### Data supplied
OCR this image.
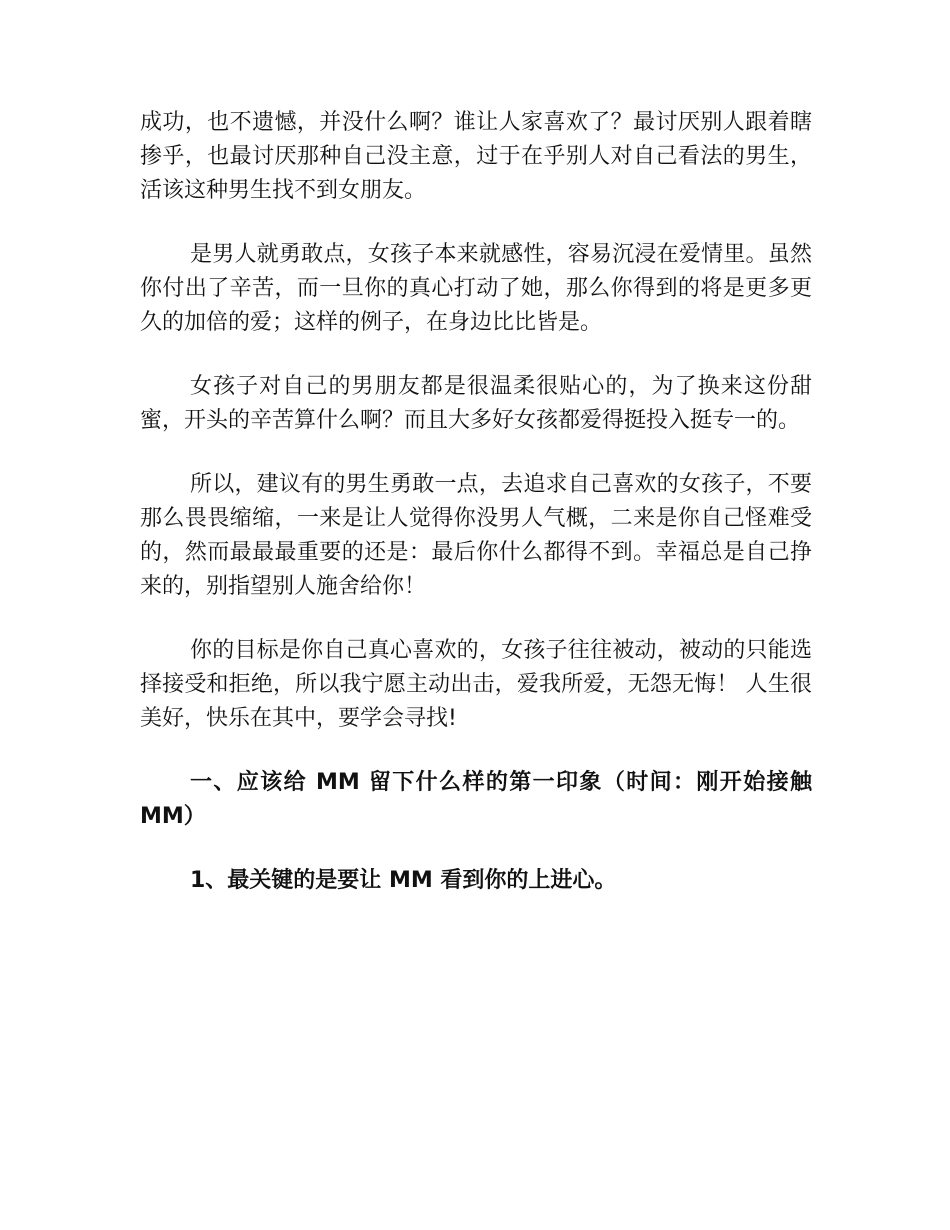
成功，也不遗憾，并没什么啊？谁让人家喜欢了？最讨厌别人跟着瞎掺乎，也最讨厌那种自己没主意，过于在乎别人对自己看法的男生，活该这种男生找不到女朋友。

是男人就勇敢点，女孩子本来就感性，容易沉浸在爱情里。虽然你付出了辛苦，而一旦你的真心打动了她，那么你得到的将是更多更久的加倍的爱；这样的例子，在身边比比皆是。

女孩子对自己的男朋友都是很温柔很贴心的，为了换来这份甜蜜，开头的辛苦算什么啊？而且大多好女孩都爱得挺投入挺专一的。

所以，建议有的男生勇敢一点，去追求自己喜欢的女孩子，不要那么畏畏缩缩，一来是让人觉得你没男人气概，二来是你自己怪难受的，然而最最最重要的还是：最后你什么都得不到。幸福总是自己挣来的，别指望别人施舍给你！

你的目标是你自己真心喜欢的，女孩子往往被动，被动的只能选择接受和拒绝，所以我宁愿主动出击，爱我所爱，无怨无悔！ 人生很美好，快乐在其中，要学会寻找!

一、应该给 MM 留下什么样的第一印象（时间：刚开始接触 MM）

1、最关键的是要让 MM 看到你的上进心。
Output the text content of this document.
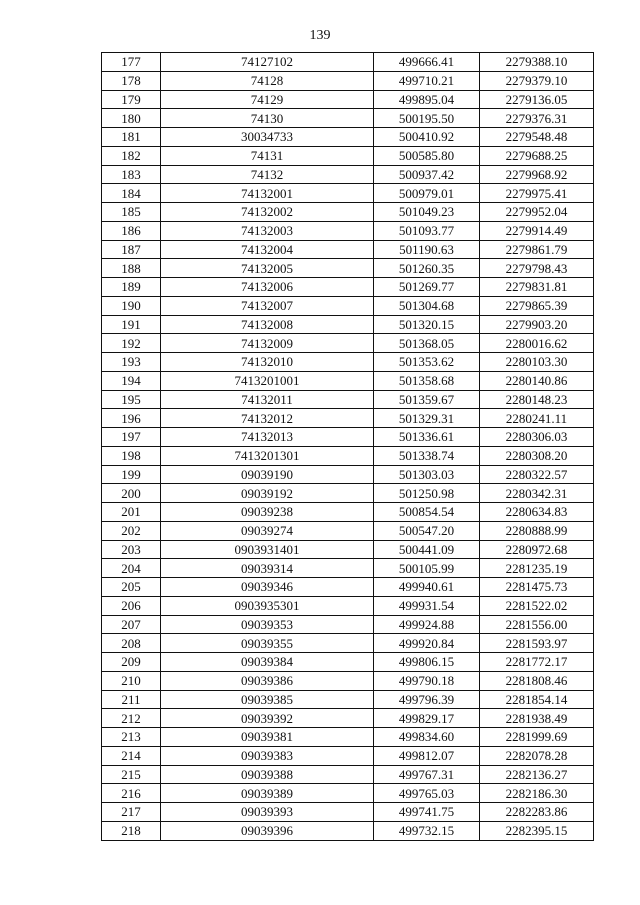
139
177	74127102	499666.41	2279388.10
178	74128	499710.21	2279379.10
179	74129	499895.04	2279136.05
180	74130	500195.50	2279376.31
181	30034733	500410.92	2279548.48
182	74131	500585.80	2279688.25
183	74132	500937.42	2279968.92
184	74132001	500979.01	2279975.41
185	74132002	501049.23	2279952.04
186	74132003	501093.77	2279914.49
187	74132004	501190.63	2279861.79
188	74132005	501260.35	2279798.43
189	74132006	501269.77	2279831.81
190	74132007	501304.68	2279865.39
191	74132008	501320.15	2279903.20
192	74132009	501368.05	2280016.62
193	74132010	501353.62	2280103.30
194	7413201001	501358.68	2280140.86
195	74132011	501359.67	2280148.23
196	74132012	501329.31	2280241.11
197	74132013	501336.61	2280306.03
198	7413201301	501338.74	2280308.20
199	09039190	501303.03	2280322.57
200	09039192	501250.98	2280342.31
201	09039238	500854.54	2280634.83
202	09039274	500547.20	2280888.99
203	0903931401	500441.09	2280972.68
204	09039314	500105.99	2281235.19
205	09039346	499940.61	2281475.73
206	0903935301	499931.54	2281522.02
207	09039353	499924.88	2281556.00
208	09039355	499920.84	2281593.97
209	09039384	499806.15	2281772.17
210	09039386	499790.18	2281808.46
211	09039385	499796.39	2281854.14
212	09039392	499829.17	2281938.49
213	09039381	499834.60	2281999.69
214	09039383	499812.07	2282078.28
215	09039388	499767.31	2282136.27
216	09039389	499765.03	2282186.30
217	09039393	499741.75	2282283.86
218	09039396	499732.15	2282395.15
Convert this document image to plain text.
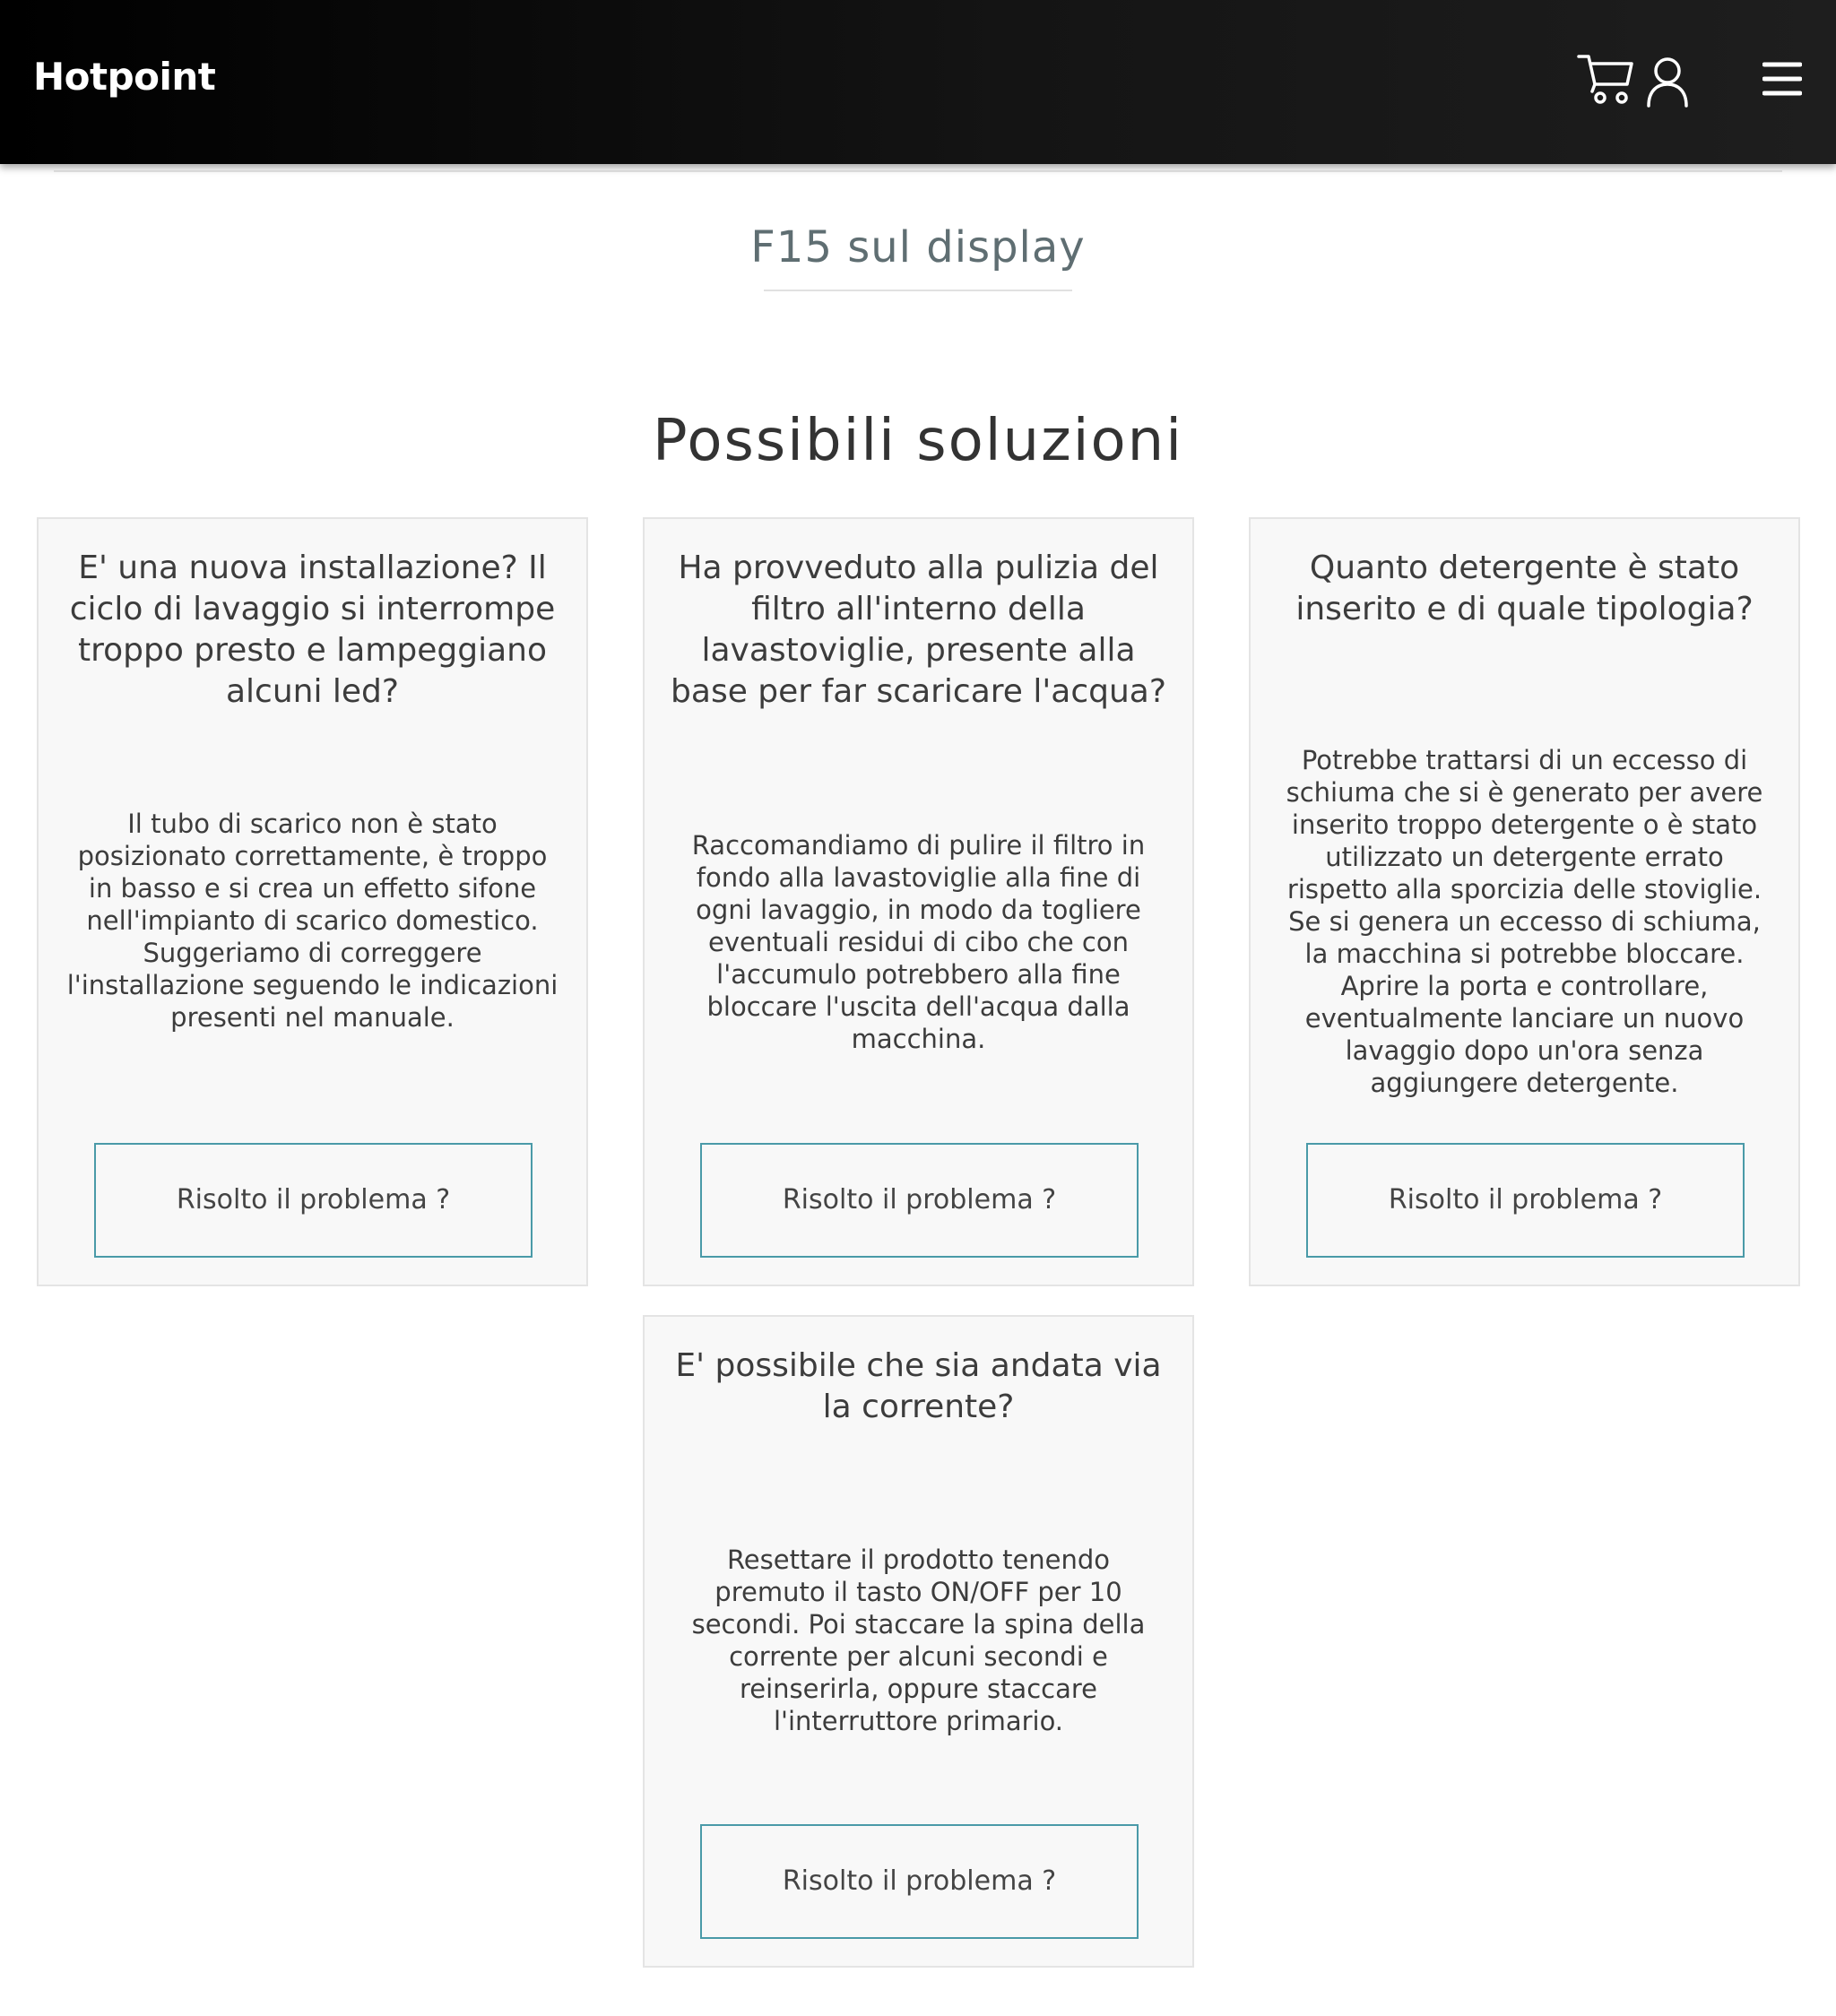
Hotpoint
F15 sul display
Possibili soluzioni
E' una nuova installazione? Il ciclo di lavaggio si interrompe troppo presto e lampeggiano alcuni led?

Il tubo di scarico non è stato posizionato correttamente, è troppo in basso e si crea un effetto sifone nell'impianto di scarico domestico. Suggeriamo di correggere l'installazione seguendo le indicazioni presenti nel manuale.

Risolto il problema ?
Ha provveduto alla pulizia del filtro all'interno della lavastoviglie, presente alla base per far scaricare l'acqua?

Raccomandiamo di pulire il filtro in fondo alla lavastoviglie alla fine di ogni lavaggio, in modo da togliere eventuali residui di cibo che con l'accumulo potrebbero alla fine bloccare l'uscita dell'acqua dalla macchina.

Risolto il problema ?
Quanto detergente è stato inserito e di quale tipologia?

Potrebbe trattarsi di un eccesso di schiuma che si è generato per avere inserito troppo detergente o è stato utilizzato un detergente errato rispetto alla sporcizia delle stoviglie. Se si genera un eccesso di schiuma, la macchina si potrebbe bloccare. Aprire la porta e controllare, eventualmente lanciare un nuovo lavaggio dopo un'ora senza aggiungere detergente.

Risolto il problema ?
E' possibile che sia andata via la corrente?

Resettare il prodotto tenendo premuto il tasto ON/OFF per 10 secondi. Poi staccare la spina della corrente per alcuni secondi e reinserirla, oppure staccare l'interruttore primario.

Risolto il problema ?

### Aim
Look over the material above and show each line where "troppo" appears.

### Correct response
E' una nuova installazione? Il ciclo di lavaggio si interrompe troppo presto e lampeggiano alcuni led?
Il tubo di scarico non è stato posizionato correttamente, è troppo in basso e si crea un effetto sifone nell'impianto di scarico domestico. Suggeriamo di correggere l'installazione seguendo le indicazioni presenti nel manuale.
Potrebbe trattarsi di un eccesso di schiuma che si è generato per avere inserito troppo detergente o è stato utilizzato un detergente errato rispetto alla sporcizia delle stoviglie. Se si genera un eccesso di schiuma, la macchina si potrebbe bloccare. Aprire la porta e controllare, eventualmente lanciare un nuovo lavaggio dopo un'ora senza aggiungere detergente.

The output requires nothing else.